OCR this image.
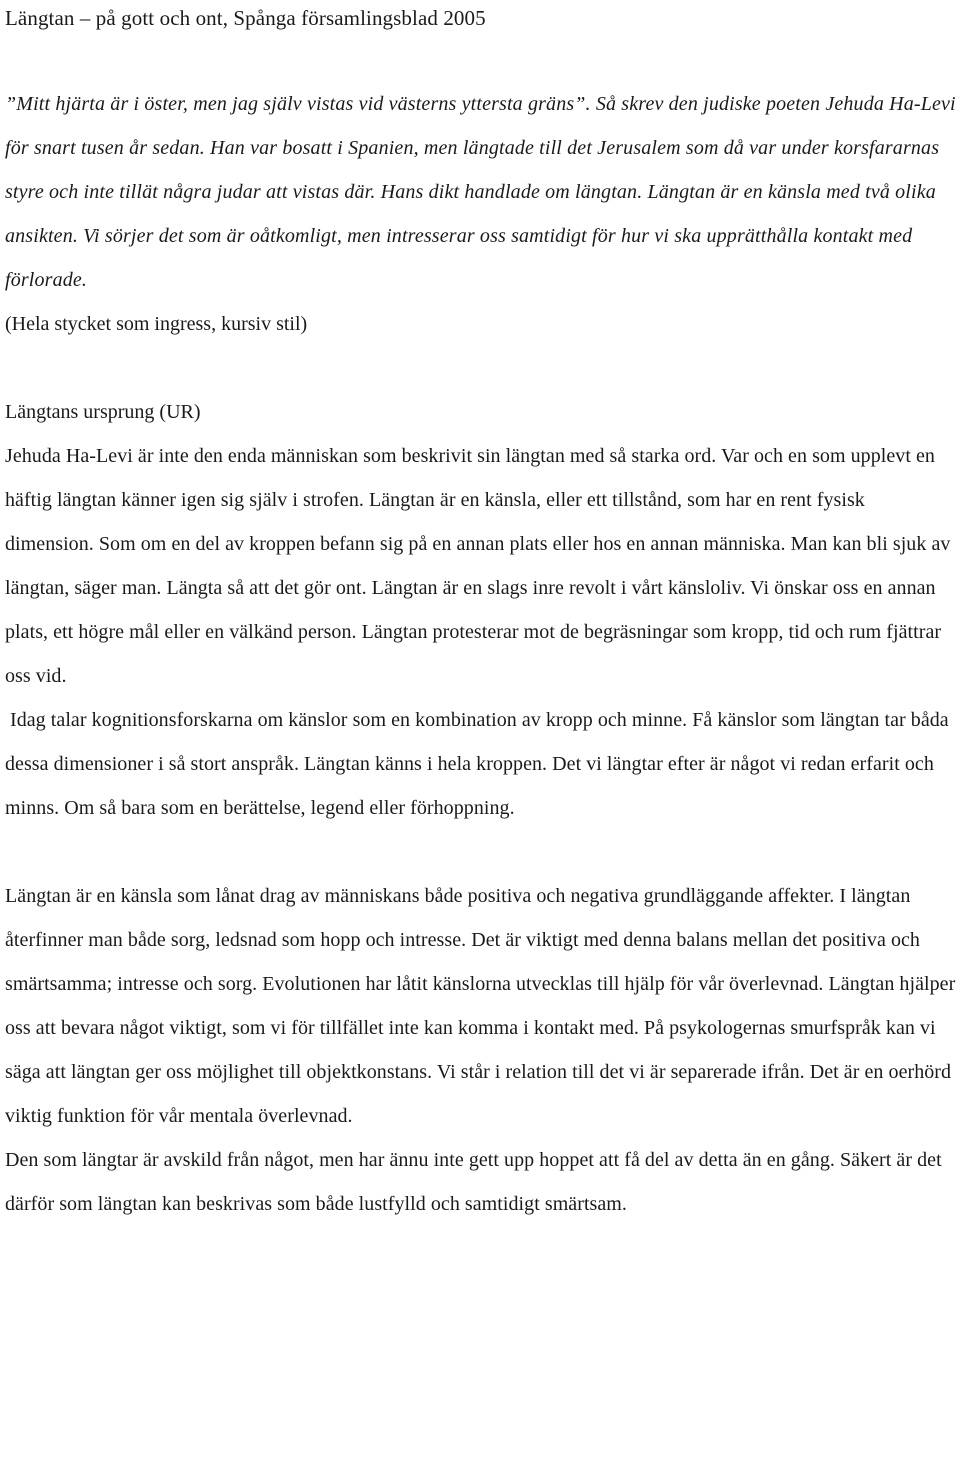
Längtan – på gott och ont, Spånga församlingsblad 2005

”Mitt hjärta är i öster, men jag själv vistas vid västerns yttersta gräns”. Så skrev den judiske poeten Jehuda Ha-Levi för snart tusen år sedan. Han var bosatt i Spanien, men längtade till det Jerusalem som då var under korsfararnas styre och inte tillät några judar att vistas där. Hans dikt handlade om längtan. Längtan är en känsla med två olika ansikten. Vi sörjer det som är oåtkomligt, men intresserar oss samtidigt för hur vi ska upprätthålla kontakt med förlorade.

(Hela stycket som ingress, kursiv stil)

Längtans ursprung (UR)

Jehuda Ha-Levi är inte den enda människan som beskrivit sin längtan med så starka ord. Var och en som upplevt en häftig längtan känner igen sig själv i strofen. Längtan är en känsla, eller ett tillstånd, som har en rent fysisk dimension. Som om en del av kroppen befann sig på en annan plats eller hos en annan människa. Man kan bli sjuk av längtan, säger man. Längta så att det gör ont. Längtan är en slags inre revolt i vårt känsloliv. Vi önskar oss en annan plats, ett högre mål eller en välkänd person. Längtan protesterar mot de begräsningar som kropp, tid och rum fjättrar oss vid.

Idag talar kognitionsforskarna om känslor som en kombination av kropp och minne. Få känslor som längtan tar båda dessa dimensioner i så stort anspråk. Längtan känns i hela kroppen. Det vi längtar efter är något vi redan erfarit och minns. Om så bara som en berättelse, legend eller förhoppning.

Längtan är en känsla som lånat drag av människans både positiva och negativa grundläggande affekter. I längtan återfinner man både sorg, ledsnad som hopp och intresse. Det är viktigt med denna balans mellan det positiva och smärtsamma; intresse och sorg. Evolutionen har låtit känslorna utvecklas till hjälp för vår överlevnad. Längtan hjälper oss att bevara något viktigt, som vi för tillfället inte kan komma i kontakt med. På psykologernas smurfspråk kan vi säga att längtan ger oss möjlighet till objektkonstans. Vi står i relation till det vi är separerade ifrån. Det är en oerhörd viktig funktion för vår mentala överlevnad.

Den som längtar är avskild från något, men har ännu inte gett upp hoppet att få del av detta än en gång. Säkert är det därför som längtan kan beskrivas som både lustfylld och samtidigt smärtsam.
● ● ● ● ●
From the records above, pull out each line that has "eller".

:: PROBLEM SOLUTION ::
Jehuda Ha-Levi är inte den enda människan som beskrivit sin längtan med så starka ord. Var och en som upplevt en häftig längtan känner igen sig själv i strofen. Längtan är en känsla, eller ett tillstånd, som har en rent fysisk dimension. Som om en del av kroppen befann sig på en annan plats eller hos en annan människa. Man kan bli sjuk av längtan, säger man. Längta så att det gör ont. Längtan är en slags inre revolt i vårt känsloliv. Vi önskar oss en annan plats, ett högre mål eller en välkänd person. Längtan protesterar mot de begräsningar som kropp, tid och rum fjättrar oss vid.
Idag talar kognitionsforskarna om känslor som en kombination av kropp och minne. Få känslor som längtan tar båda dessa dimensioner i så stort anspråk. Längtan känns i hela kroppen. Det vi längtar efter är något vi redan erfarit och minns. Om så bara som en berättelse, legend eller förhoppning.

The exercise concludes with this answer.